● **Short task**
Return the number of lines holding "screenshot", with nothing added.

● **Supplied records**
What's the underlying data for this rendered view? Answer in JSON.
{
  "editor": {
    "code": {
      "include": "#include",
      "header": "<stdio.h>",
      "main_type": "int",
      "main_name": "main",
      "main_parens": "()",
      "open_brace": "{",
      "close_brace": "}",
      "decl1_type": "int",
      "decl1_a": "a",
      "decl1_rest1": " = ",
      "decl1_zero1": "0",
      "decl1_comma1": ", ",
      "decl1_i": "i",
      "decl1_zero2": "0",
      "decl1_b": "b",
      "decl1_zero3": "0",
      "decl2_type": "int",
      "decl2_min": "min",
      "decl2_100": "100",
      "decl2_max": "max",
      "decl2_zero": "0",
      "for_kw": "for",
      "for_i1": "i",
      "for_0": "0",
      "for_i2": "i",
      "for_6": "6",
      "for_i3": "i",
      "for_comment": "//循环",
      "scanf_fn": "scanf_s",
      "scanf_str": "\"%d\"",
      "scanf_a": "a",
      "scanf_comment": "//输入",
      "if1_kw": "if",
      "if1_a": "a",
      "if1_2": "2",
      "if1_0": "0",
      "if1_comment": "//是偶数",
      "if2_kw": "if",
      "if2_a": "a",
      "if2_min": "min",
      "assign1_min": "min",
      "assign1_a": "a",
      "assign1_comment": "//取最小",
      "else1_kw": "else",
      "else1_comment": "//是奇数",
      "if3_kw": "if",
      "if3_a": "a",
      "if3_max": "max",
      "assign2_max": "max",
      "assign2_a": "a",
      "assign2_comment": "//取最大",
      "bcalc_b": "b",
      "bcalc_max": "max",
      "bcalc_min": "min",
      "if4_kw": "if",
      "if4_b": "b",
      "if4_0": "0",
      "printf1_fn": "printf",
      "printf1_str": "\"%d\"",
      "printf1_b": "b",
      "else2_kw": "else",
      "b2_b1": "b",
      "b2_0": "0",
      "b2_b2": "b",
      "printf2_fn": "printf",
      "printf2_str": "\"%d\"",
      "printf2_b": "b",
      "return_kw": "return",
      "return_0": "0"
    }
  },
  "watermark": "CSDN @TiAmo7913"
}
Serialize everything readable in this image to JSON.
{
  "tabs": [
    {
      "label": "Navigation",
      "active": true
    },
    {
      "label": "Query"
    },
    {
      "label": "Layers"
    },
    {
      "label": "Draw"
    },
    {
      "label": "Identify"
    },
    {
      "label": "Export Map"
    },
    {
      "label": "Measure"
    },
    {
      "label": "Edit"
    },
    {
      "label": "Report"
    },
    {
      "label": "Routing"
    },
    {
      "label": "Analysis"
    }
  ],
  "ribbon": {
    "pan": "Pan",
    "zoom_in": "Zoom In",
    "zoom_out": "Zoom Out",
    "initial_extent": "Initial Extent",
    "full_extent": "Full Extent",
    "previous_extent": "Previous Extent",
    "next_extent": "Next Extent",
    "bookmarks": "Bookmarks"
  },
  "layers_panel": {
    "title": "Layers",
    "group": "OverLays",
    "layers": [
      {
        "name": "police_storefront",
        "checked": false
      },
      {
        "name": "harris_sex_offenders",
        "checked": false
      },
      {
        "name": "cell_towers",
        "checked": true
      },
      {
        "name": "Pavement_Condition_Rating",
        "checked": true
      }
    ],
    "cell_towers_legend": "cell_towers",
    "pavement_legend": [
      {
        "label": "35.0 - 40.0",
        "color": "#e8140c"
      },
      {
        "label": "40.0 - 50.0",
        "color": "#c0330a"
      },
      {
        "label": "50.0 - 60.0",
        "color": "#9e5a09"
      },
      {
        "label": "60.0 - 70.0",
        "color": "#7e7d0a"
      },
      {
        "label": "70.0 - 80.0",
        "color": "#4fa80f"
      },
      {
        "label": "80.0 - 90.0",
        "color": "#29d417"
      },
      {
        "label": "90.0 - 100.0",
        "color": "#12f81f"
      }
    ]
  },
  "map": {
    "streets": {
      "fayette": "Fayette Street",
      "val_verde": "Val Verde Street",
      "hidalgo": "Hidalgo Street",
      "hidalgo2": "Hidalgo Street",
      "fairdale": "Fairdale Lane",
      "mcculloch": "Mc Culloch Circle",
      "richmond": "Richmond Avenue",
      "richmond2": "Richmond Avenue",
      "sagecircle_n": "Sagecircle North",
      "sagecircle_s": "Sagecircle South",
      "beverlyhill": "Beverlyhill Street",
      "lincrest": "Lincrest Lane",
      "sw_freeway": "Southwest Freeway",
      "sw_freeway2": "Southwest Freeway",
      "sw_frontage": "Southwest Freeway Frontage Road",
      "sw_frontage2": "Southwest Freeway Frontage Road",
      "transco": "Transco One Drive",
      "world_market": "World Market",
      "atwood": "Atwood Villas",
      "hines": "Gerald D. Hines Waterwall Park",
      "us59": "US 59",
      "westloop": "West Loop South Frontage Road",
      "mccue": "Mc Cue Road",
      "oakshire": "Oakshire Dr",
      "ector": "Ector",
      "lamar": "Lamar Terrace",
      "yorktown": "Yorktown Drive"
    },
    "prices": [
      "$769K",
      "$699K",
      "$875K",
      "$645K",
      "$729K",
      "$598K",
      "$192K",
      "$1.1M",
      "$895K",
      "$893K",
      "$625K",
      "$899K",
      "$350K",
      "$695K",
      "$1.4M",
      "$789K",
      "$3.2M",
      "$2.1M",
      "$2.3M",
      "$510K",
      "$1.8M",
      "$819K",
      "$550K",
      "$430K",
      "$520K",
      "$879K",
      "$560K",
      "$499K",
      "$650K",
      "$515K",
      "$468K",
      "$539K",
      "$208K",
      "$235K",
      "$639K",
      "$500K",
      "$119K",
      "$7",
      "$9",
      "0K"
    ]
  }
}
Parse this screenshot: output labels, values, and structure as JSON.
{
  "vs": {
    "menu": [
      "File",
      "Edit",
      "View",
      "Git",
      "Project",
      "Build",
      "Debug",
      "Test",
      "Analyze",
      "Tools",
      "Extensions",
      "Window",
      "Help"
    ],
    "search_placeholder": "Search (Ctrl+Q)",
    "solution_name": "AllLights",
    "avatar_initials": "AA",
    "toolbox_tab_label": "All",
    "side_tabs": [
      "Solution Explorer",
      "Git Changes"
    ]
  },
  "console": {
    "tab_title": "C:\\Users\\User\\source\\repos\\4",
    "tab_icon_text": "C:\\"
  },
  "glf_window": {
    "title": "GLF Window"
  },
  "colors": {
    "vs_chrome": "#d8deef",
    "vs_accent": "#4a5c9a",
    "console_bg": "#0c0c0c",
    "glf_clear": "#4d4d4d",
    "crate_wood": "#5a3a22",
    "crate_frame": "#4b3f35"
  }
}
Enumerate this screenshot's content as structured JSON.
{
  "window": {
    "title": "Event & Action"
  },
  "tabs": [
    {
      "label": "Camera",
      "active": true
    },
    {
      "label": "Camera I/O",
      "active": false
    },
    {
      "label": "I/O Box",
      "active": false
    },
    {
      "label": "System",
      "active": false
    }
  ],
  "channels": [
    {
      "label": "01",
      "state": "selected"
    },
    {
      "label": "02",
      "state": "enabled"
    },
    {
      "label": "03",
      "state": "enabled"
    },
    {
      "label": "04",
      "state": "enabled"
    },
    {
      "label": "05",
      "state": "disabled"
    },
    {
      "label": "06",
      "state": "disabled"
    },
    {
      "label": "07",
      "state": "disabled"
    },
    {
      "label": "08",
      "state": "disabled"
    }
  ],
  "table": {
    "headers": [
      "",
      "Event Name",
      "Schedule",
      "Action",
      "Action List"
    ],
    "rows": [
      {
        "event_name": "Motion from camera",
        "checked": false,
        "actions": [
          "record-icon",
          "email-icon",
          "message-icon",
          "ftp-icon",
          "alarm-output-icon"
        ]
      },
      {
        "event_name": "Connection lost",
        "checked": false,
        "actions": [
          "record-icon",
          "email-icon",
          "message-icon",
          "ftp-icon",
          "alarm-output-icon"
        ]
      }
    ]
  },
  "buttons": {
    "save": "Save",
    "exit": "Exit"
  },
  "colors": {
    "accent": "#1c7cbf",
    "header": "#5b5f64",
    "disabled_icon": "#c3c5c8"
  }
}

● **Reply to the task**
2